### Data section:

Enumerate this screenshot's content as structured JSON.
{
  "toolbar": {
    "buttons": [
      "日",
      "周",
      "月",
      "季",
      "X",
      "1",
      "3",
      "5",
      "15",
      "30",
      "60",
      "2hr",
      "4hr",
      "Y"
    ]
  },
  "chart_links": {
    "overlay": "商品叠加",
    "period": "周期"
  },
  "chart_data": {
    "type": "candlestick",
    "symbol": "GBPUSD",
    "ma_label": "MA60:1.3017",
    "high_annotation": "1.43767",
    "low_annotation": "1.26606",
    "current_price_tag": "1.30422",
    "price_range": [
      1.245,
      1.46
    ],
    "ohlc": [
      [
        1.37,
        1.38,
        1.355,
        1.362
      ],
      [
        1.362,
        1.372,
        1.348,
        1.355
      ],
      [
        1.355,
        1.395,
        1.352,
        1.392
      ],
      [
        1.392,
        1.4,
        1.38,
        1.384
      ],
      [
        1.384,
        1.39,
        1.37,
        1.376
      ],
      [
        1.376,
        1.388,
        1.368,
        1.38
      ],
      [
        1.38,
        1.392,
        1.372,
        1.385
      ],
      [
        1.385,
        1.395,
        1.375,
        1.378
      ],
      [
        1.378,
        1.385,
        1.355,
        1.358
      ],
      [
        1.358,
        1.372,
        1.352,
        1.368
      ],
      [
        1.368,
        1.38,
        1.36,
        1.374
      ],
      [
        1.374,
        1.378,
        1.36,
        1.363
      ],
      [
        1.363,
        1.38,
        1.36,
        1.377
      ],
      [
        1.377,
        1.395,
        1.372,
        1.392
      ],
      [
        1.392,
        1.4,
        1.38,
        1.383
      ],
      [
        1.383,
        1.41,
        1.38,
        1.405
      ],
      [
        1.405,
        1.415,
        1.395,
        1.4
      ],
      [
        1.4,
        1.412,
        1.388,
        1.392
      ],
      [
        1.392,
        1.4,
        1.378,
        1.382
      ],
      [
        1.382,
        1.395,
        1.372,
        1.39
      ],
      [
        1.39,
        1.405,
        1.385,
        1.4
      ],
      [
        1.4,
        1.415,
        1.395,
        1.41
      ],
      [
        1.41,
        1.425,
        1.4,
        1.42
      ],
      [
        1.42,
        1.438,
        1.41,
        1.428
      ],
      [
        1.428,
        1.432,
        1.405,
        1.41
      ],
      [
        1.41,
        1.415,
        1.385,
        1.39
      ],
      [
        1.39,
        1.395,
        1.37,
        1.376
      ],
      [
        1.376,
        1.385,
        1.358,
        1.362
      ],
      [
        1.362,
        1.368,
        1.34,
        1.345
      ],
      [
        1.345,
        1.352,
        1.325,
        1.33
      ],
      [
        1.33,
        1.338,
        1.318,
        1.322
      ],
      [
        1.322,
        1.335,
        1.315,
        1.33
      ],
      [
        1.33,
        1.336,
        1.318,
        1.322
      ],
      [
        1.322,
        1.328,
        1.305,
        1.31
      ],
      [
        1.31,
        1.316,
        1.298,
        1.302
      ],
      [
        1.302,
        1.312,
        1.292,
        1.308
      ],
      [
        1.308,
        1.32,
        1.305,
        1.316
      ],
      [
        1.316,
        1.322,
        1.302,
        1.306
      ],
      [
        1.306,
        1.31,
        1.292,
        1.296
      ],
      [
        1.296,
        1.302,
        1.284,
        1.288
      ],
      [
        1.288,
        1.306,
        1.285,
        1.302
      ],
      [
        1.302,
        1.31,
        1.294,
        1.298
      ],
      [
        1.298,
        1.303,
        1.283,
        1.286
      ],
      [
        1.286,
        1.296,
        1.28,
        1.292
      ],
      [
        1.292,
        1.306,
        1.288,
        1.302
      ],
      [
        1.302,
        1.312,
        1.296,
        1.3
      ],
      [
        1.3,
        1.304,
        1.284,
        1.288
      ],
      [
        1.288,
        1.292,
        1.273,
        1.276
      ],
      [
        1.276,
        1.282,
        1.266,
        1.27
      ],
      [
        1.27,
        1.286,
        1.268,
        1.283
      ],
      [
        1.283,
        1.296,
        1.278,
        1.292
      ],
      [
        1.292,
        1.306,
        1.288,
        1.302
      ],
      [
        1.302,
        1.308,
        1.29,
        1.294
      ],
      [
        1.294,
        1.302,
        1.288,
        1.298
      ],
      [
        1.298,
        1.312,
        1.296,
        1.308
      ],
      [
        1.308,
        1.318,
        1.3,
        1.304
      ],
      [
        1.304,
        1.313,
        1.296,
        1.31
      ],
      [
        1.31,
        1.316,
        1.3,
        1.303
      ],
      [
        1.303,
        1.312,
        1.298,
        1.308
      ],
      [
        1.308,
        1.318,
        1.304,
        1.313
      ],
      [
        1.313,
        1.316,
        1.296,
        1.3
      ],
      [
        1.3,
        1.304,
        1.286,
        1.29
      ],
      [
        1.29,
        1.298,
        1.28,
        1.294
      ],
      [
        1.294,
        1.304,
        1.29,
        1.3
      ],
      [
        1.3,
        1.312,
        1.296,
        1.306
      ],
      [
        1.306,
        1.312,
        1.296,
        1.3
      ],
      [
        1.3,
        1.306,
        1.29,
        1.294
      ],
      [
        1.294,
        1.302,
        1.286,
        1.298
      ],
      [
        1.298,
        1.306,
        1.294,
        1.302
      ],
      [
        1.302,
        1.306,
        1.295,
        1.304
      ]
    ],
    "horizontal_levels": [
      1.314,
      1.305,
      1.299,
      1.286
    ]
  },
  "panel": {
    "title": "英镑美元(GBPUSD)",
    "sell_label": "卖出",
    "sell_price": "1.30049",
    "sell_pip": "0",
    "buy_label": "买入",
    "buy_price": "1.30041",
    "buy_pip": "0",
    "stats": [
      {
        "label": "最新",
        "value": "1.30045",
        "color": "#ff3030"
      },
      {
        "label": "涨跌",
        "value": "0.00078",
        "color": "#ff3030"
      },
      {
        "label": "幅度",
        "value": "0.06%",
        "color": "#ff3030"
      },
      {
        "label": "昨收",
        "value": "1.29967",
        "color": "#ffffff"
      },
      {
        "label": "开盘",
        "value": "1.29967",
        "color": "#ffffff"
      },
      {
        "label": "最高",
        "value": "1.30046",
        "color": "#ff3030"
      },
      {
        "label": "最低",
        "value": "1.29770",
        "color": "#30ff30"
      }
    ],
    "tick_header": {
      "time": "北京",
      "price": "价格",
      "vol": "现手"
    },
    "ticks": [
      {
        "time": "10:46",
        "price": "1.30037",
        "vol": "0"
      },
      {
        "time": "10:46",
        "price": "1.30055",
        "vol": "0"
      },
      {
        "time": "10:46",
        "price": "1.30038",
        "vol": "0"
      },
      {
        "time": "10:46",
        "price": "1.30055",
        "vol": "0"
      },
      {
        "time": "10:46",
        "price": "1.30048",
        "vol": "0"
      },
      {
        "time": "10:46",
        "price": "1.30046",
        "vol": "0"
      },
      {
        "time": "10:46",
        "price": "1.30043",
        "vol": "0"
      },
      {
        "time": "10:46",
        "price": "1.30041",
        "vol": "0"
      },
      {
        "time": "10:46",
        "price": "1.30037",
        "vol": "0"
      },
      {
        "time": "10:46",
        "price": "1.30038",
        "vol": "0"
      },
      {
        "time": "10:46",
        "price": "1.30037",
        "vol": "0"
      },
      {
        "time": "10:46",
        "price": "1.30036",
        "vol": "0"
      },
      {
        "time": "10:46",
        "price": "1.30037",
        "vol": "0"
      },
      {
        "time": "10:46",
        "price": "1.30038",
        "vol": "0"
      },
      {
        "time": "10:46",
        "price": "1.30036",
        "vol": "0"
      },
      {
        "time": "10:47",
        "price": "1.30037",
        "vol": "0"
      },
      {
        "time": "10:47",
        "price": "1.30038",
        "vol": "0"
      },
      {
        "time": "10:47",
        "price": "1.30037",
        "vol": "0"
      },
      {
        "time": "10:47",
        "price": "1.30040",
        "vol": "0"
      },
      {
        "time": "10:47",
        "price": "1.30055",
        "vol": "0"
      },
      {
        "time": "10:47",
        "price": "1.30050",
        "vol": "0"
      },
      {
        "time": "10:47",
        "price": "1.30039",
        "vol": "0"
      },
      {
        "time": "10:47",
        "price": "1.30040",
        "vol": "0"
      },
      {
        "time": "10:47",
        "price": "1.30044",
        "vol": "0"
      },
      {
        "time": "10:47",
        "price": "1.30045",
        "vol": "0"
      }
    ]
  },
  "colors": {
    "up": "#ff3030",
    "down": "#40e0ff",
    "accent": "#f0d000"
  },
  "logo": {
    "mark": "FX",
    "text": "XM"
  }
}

### Problem:
Select every line in the material above where the string "value" occurs, and copy it.

### Solution for this task:
        "value": "1.30045",
        "value": "0.00078",
        "value": "0.06%",
        "value": "1.29967",
        "value": "1.29967",
        "value": "1.30046",
        "value": "1.29770",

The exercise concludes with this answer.